[GIVEN INSTRUCTION]: Copy out each line of the material in which the word "content" appears.

■ ■ ■ ■ ■

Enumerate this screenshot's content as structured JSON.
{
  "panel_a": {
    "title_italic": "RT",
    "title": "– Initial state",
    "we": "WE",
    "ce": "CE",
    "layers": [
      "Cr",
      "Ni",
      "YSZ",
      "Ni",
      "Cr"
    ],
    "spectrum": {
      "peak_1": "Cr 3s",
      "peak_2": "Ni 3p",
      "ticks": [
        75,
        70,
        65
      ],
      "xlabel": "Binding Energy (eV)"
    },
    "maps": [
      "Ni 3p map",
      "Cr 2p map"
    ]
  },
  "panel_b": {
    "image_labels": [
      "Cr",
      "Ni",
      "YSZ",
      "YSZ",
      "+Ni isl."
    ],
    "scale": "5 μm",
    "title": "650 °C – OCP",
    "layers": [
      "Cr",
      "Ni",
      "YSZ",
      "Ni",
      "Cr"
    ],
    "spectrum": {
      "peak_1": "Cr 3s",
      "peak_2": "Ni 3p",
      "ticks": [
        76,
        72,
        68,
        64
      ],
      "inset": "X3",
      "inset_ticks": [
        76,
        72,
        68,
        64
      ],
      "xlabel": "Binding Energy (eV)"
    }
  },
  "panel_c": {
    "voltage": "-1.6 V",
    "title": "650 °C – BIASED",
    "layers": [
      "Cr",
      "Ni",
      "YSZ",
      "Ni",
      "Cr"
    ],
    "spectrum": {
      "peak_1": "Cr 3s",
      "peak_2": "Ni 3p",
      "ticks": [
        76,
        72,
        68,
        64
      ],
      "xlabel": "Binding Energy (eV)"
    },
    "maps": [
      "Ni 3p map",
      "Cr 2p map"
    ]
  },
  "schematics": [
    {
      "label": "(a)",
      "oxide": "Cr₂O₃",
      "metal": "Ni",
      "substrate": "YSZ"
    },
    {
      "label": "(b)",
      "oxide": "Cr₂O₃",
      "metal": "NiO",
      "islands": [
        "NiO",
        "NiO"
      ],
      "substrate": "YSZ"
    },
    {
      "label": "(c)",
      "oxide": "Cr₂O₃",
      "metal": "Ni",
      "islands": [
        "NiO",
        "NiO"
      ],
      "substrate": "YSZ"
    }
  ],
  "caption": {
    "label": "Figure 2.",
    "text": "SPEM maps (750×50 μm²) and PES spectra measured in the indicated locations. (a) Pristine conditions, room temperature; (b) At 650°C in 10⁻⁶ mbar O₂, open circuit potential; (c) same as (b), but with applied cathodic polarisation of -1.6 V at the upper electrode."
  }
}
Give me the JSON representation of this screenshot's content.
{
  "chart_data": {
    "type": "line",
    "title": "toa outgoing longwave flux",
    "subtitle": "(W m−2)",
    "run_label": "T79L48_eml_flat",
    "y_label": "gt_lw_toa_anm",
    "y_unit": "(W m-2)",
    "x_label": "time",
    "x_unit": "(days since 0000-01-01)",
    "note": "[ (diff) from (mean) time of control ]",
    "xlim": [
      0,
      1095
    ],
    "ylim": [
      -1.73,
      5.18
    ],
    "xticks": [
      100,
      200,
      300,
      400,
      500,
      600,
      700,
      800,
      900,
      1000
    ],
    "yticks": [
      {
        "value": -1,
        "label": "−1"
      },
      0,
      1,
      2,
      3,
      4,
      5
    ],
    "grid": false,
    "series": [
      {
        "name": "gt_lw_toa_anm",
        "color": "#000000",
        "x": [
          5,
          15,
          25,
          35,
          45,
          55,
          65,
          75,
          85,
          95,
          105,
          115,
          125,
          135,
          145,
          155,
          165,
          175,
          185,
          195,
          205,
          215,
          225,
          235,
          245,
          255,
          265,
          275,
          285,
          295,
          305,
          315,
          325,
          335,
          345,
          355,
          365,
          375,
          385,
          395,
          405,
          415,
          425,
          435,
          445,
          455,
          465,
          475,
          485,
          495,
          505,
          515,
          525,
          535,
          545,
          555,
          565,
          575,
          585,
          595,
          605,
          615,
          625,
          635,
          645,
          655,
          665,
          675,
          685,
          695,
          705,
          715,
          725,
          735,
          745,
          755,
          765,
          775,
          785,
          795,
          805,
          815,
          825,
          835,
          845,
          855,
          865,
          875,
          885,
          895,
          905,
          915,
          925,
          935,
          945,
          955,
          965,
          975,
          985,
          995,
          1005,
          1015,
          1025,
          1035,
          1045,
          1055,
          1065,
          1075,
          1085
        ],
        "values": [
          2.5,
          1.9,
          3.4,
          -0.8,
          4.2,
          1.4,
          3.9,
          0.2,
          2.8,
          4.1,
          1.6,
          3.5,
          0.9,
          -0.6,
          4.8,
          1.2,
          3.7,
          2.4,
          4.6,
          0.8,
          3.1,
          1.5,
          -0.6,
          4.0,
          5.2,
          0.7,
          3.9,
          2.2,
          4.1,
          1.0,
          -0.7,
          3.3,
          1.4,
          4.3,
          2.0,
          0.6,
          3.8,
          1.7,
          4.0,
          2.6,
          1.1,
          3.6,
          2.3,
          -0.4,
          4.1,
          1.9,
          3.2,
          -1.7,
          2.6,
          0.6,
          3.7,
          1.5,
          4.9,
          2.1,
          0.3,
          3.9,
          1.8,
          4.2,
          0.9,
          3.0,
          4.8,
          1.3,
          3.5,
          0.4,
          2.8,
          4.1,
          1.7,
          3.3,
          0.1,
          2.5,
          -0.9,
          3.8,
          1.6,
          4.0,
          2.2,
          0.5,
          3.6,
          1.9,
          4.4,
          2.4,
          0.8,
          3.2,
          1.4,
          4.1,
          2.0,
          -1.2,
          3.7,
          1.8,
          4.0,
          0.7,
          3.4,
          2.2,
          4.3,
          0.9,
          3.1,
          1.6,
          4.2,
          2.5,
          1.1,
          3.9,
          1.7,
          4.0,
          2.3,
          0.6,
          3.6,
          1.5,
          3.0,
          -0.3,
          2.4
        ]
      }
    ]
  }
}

■ ■ ■ ■ ■

[EXPECTED OUTPUT]:
Enumerate this screenshot's content as structured JSON.
Give me the JSON representation of this screenshot's content.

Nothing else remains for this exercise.